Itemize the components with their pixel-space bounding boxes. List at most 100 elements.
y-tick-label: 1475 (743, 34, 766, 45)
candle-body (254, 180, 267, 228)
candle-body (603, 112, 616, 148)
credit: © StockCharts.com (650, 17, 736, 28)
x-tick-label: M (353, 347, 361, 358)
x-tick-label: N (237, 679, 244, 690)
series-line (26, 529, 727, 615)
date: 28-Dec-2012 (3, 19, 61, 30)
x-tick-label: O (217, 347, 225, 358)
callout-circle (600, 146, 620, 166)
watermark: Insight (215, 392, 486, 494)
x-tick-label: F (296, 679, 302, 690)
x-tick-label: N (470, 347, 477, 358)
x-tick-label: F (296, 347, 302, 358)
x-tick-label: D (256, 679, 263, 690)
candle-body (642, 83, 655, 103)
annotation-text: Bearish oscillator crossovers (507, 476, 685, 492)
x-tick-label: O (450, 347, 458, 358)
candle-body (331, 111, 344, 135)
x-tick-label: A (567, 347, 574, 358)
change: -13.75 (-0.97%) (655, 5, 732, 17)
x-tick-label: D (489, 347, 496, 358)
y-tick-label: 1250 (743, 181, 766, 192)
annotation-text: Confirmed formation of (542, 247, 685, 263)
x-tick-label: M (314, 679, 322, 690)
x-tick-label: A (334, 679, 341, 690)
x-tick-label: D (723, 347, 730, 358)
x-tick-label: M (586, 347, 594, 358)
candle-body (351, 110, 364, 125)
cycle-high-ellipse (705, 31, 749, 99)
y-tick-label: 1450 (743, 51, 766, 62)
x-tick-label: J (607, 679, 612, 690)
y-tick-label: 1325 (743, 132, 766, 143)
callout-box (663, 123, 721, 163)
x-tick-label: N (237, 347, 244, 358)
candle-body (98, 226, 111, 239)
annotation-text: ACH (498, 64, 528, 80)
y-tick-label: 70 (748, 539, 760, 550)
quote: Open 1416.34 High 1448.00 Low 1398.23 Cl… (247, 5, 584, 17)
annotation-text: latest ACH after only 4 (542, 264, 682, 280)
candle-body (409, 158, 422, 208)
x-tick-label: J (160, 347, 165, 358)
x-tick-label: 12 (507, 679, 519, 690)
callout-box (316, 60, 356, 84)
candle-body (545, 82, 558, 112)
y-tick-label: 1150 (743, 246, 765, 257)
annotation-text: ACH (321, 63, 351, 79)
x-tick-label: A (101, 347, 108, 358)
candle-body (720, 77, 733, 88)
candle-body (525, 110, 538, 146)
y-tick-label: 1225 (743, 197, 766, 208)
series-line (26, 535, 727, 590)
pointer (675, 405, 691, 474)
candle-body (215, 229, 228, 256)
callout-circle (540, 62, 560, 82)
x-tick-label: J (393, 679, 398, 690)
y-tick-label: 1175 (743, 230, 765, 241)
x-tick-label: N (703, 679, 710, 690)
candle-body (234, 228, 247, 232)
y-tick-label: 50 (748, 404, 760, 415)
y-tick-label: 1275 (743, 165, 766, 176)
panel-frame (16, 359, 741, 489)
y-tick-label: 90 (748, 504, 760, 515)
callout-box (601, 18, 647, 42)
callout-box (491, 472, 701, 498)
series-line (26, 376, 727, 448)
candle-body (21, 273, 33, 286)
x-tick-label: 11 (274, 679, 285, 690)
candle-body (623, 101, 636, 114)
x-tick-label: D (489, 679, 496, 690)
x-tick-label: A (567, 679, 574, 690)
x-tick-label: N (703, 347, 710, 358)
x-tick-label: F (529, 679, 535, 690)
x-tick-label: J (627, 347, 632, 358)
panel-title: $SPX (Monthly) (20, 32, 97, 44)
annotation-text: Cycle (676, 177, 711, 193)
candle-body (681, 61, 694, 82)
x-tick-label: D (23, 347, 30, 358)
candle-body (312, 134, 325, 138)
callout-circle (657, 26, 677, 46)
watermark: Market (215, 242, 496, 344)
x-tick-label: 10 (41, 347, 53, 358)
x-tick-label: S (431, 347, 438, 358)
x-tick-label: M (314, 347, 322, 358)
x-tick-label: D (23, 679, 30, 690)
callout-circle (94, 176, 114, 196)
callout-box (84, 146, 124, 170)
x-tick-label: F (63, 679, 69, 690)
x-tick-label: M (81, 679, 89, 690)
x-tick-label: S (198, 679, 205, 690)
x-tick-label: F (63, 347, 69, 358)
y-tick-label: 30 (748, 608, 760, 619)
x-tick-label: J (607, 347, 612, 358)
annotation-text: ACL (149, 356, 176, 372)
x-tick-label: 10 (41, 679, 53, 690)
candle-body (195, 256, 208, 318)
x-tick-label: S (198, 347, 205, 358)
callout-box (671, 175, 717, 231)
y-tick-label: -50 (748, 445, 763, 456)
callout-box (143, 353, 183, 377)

---

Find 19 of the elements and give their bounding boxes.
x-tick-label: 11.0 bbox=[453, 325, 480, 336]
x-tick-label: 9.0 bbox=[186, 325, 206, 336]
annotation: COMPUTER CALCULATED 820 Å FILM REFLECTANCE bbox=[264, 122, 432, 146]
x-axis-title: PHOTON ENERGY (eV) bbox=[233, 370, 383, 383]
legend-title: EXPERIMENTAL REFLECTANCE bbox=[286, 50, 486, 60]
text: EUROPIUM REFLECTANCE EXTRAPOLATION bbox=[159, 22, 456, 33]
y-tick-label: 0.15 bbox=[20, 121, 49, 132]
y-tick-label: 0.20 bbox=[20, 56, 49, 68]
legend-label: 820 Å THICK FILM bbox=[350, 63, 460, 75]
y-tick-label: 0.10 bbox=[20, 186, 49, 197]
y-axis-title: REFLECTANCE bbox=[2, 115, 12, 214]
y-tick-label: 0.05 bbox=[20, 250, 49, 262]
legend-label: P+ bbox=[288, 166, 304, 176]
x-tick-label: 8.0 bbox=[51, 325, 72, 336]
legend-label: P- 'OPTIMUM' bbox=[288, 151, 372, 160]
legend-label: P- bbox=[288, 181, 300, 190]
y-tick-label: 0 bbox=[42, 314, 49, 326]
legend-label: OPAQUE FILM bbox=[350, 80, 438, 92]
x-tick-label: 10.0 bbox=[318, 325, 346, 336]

(STATED GOAL)
Copy the rows verbatim, beginning at the line containing "Itemize the components" and ending after the line containing "y-tick-label: 1325 (743, 132, 766, 143)".

(EXPECTED ANSWER)
Itemize the components with their pixel-space bounding boxes. List at most 100 elements.
y-tick-label: 1475 (743, 34, 766, 45)
candle-body (254, 180, 267, 228)
candle-body (603, 112, 616, 148)
credit: © StockCharts.com (650, 17, 736, 28)
x-tick-label: M (353, 347, 361, 358)
x-tick-label: N (237, 679, 244, 690)
series-line (26, 529, 727, 615)
date: 28-Dec-2012 (3, 19, 61, 30)
x-tick-label: O (217, 347, 225, 358)
callout-circle (600, 146, 620, 166)
watermark: Insight (215, 392, 486, 494)
x-tick-label: F (296, 679, 302, 690)
x-tick-label: N (470, 347, 477, 358)
x-tick-label: F (296, 347, 302, 358)
x-tick-label: D (256, 679, 263, 690)
candle-body (642, 83, 655, 103)
annotation-text: Bearish oscillator crossovers (507, 476, 685, 492)
x-tick-label: O (450, 347, 458, 358)
candle-body (331, 111, 344, 135)
x-tick-label: A (567, 347, 574, 358)
change: -13.75 (-0.97%) (655, 5, 732, 17)
x-tick-label: D (489, 347, 496, 358)
y-tick-label: 1250 (743, 181, 766, 192)
annotation-text: Confirmed formation of (542, 247, 685, 263)
x-tick-label: M (314, 679, 322, 690)
x-tick-label: A (334, 679, 341, 690)
x-tick-label: D (723, 347, 730, 358)
x-tick-label: M (586, 347, 594, 358)
candle-body (351, 110, 364, 125)
cycle-high-ellipse (705, 31, 749, 99)
y-tick-label: 1450 (743, 51, 766, 62)
x-tick-label: J (607, 679, 612, 690)
y-tick-label: 1325 (743, 132, 766, 143)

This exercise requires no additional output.